-- What this task involves --
Write every record below out exactly; no images.

-- Data under study --

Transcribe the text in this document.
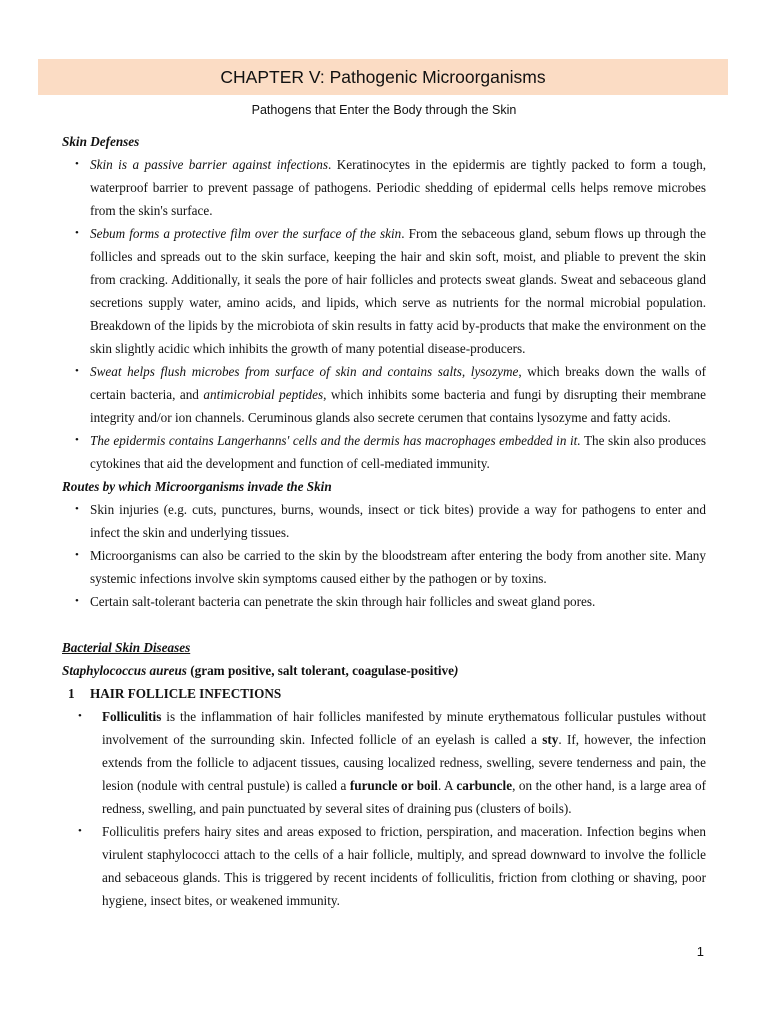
CHAPTER V: Pathogenic Microorganisms
Pathogens that Enter the Body through the Skin
Skin Defenses
• Skin is a passive barrier against infections. Keratinocytes in the epidermis are tightly packed to form a tough, waterproof barrier to prevent passage of pathogens. Periodic shedding of epidermal cells helps remove microbes from the skin's surface.
• Sebum forms a protective film over the surface of the skin. From the sebaceous gland, sebum flows up through the follicles and spreads out to the skin surface, keeping the hair and skin soft, moist, and pliable to prevent the skin from cracking. Additionally, it seals the pore of hair follicles and protects sweat glands. Sweat and sebaceous gland secretions supply water, amino acids, and lipids, which serve as nutrients for the normal microbial population. Breakdown of the lipids by the microbiota of skin results in fatty acid by-products that make the environment on the skin slightly acidic which inhibits the growth of many potential disease-producers.
• Sweat helps flush microbes from surface of skin and contains salts, lysozyme, which breaks down the walls of certain bacteria, and antimicrobial peptides, which inhibits some bacteria and fungi by disrupting their membrane integrity and/or ion channels. Ceruminous glands also secrete cerumen that contains lysozyme and fatty acids.
• The epidermis contains Langerhanns' cells and the dermis has macrophages embedded in it. The skin also produces cytokines that aid the development and function of cell-mediated immunity.
Routes by which Microorganisms invade the Skin
• Skin injuries (e.g. cuts, punctures, burns, wounds, insect or tick bites) provide a way for pathogens to enter and infect the skin and underlying tissues.
• Microorganisms can also be carried to the skin by the bloodstream after entering the body from another site. Many systemic infections involve skin symptoms caused either by the pathogen or by toxins.
• Certain salt-tolerant bacteria can penetrate the skin through hair follicles and sweat gland pores.
Bacterial Skin Diseases
Staphylococcus aureus (gram positive, salt tolerant, coagulase-positive)
1 HAIR FOLLICLE INFECTIONS
• Folliculitis is the inflammation of hair follicles manifested by minute erythematous follicular pustules without involvement of the surrounding skin. Infected follicle of an eyelash is called a sty. If, however, the infection extends from the follicle to adjacent tissues, causing localized redness, swelling, severe tenderness and pain, the lesion (nodule with central pustule) is called a furuncle or boil. A carbuncle, on the other hand, is a large area of redness, swelling, and pain punctuated by several sites of draining pus (clusters of boils).
• Folliculitis prefers hairy sites and areas exposed to friction, perspiration, and maceration. Infection begins when virulent staphylococci attach to the cells of a hair follicle, multiply, and spread downward to involve the follicle and sebaceous glands. This is triggered by recent incidents of folliculitis, friction from clothing or shaving, poor hygiene, insect bites, or weakened immunity.
1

-- Solution --
Transcribe the text in this document.
CHAPTER V: Pathogenic Microorganisms
Pathogens that Enter the Body through the Skin
Skin Defenses
• Skin is a passive barrier against infections. Keratinocytes in the epidermis are tightly packed to form a tough, waterproof barrier to prevent passage of pathogens. Periodic shedding of epidermal cells helps remove microbes from the skin's surface.
• Sebum forms a protective film over the surface of the skin. From the sebaceous gland, sebum flows up through the follicles and spreads out to the skin surface, keeping the hair and skin soft, moist, and pliable to prevent the skin from cracking. Additionally, it seals the pore of hair follicles and protects sweat glands. Sweat and sebaceous gland secretions supply water, amino acids, and lipids, which serve as nutrients for the normal microbial population. Breakdown of the lipids by the microbiota of skin results in fatty acid by-products that make the environment on the skin slightly acidic which inhibits the growth of many potential disease-producers.
• Sweat helps flush microbes from surface of skin and contains salts, lysozyme, which breaks down the walls of certain bacteria, and antimicrobial peptides, which inhibits some bacteria and fungi by disrupting their membrane integrity and/or ion channels. Ceruminous glands also secrete cerumen that contains lysozyme and fatty acids.
• The epidermis contains Langerhanns' cells and the dermis has macrophages embedded in it. The skin also produces cytokines that aid the development and function of cell-mediated immunity.
Routes by which Microorganisms invade the Skin
• Skin injuries (e.g. cuts, punctures, burns, wounds, insect or tick bites) provide a way for pathogens to enter and infect the skin and underlying tissues.
• Microorganisms can also be carried to the skin by the bloodstream after entering the body from another site. Many systemic infections involve skin symptoms caused either by the pathogen or by toxins.
• Certain salt-tolerant bacteria can penetrate the skin through hair follicles and sweat gland pores.
Bacterial Skin Diseases
Staphylococcus aureus (gram positive, salt tolerant, coagulase-positive)
1 HAIR FOLLICLE INFECTIONS
• Folliculitis is the inflammation of hair follicles manifested by minute erythematous follicular pustules without involvement of the surrounding skin. Infected follicle of an eyelash is called a sty. If, however, the infection extends from the follicle to adjacent tissues, causing localized redness, swelling, severe tenderness and pain, the lesion (nodule with central pustule) is called a furuncle or boil. A carbuncle, on the other hand, is a large area of redness, swelling, and pain punctuated by several sites of draining pus (clusters of boils).
• Folliculitis prefers hairy sites and areas exposed to friction, perspiration, and maceration. Infection begins when virulent staphylococci attach to the cells of a hair follicle, multiply, and spread downward to involve the follicle and sebaceous glands. This is triggered by recent incidents of folliculitis, friction from clothing or shaving, poor hygiene, insect bites, or weakened immunity.
1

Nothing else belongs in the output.